WHAT THE TASK REQUIRES:
Could you pick up the text below on Hosea and Matthew's portrayal of Jesus as king and continue it from its final sentence?
##### TEXT
In counterpoint to God's abiding love there is Israel's stubborn rebellion and rejection. Israel rejects God, rejects God's Son, and finally is rejected by God, whose longsuffering can be stretched no further. This reciprocal rejection is the constant theme of the last sections of Hosea's prophecy, and is especially evident in the verses preceding Hos 11:1:

Hosea sees the cutting off of Israel's king as the nation's final break with its God. Israel will now suffer at God's hands and be rejected -- for a long age at least -- while God's love is transferred to a new Son, Jesus the spiritual "Israel". Through him a new nation, a new "Israel", will be created.

"Who is wise? He will realize these things. Who is discerning? He will understand them" (Hos 14 9).

Matthew and the rejection of the king

Against this backdrop of Hosea, then, Matthew, and his reference to Hos 11:1, may be seen in perspective. Matthew's is the Gospel that particularly portrays Jesus as the king of Israel: he is born to be a king, announced by a heavenly sign, worshiped by Gentile "kings" who lay their treasures at his feet. He preaches the coming of the Kingdom in his own person, and its final establishment in his return in royal power and authority, as portrayed in many parables: "The kingdom of heaven is like unto..."
##########
##### INFORMATION SUPPLIED
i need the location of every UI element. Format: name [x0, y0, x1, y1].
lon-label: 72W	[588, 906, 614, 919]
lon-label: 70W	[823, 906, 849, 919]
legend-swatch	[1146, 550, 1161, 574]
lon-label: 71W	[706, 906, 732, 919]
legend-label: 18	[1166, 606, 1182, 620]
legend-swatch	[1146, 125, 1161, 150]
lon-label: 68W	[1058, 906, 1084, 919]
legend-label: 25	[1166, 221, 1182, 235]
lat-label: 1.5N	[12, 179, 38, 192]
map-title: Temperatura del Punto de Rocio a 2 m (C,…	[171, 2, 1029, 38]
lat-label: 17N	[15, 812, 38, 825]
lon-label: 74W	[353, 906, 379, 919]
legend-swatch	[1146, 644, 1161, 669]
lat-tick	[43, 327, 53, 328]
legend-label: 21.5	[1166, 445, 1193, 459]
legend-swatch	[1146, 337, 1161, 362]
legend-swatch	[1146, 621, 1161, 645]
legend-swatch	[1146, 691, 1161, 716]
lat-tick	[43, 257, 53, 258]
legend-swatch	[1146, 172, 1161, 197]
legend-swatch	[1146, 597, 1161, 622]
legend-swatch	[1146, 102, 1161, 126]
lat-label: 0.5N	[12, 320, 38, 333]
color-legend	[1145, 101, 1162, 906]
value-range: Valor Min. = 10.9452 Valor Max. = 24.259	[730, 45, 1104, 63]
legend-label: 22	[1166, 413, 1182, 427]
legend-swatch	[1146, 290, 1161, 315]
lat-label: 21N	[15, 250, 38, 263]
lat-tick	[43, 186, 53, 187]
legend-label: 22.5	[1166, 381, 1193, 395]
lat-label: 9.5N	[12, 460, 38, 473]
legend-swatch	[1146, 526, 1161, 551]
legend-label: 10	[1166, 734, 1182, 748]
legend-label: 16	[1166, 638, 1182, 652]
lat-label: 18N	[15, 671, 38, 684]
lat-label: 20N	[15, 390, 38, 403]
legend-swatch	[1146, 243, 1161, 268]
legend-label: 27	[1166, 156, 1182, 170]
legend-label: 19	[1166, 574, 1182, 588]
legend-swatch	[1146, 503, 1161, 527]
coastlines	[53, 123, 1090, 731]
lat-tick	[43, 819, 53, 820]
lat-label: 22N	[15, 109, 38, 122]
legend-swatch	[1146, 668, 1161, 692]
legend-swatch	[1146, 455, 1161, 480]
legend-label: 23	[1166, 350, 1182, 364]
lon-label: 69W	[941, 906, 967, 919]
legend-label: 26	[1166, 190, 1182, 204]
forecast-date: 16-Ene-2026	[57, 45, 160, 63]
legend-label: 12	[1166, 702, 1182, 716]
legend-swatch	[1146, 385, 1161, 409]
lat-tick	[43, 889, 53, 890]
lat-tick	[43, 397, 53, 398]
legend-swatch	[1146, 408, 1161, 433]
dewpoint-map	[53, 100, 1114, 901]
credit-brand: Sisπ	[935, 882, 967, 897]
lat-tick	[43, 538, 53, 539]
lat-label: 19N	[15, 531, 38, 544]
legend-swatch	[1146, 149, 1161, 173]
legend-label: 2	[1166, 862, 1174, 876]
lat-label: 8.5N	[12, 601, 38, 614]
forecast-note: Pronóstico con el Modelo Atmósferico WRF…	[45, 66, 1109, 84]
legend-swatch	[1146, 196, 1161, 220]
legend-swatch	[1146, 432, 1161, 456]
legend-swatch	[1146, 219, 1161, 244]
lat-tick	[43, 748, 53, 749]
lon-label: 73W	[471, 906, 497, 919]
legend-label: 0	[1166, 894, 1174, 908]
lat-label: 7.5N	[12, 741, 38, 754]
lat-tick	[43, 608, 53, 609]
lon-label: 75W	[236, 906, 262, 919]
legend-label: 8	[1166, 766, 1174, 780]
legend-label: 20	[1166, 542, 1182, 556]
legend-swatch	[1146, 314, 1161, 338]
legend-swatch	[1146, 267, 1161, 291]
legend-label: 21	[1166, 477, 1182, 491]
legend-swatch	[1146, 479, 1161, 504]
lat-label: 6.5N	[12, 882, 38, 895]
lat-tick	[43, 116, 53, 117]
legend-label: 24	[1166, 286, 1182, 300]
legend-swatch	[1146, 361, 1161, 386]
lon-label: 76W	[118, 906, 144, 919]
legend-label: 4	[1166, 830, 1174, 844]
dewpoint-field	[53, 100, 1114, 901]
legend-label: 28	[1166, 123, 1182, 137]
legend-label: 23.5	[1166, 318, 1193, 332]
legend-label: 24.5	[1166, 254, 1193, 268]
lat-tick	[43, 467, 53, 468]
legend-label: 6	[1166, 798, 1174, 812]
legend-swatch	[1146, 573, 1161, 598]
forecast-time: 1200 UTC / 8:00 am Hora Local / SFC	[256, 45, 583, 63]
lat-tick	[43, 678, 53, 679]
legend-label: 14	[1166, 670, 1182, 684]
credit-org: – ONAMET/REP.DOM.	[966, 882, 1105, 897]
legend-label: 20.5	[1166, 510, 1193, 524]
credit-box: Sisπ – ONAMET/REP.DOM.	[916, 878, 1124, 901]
##########
OUTPUT FOR THIS EXERCISE:
As with Hosea, however, there is a darker side to the picture of God's love shown toward and through His Son. There is the familiar two-fold rejection: Israel's rejection of God's King, and God's consequent rejection of Israel. Even in the beginning, Christ is hunted by the murderous Herod, "King of the Jews", who will allow no one to rule over him, and thus the family must flee to Egypt (Mat 2:13-15; Hos 11:1). As Matthew's Gospel unfolds, the kingly parables give way to more forbidding ones -- like those of the vineyard, and the sheep and the goats -- which speak of rejection and judgment. Israel's destiny is sealed when, in a fateful morning, they utterly cut off their king. "We will not have this man to reign over us," they say, but at the end they will find themselves rejected with "weeping and gnashing of teeth".

In view of the foregoing, Hos 11:1 may be seen not as an isolated verbal link, but as part of a continuous theme found both in the prophet and the Gospel.

Reading 3 - Col 2:19

"...The Head, from whom the whole body, supported and held together by its ligaments and sinews, grows as God causes it to grow" (Col 2:19).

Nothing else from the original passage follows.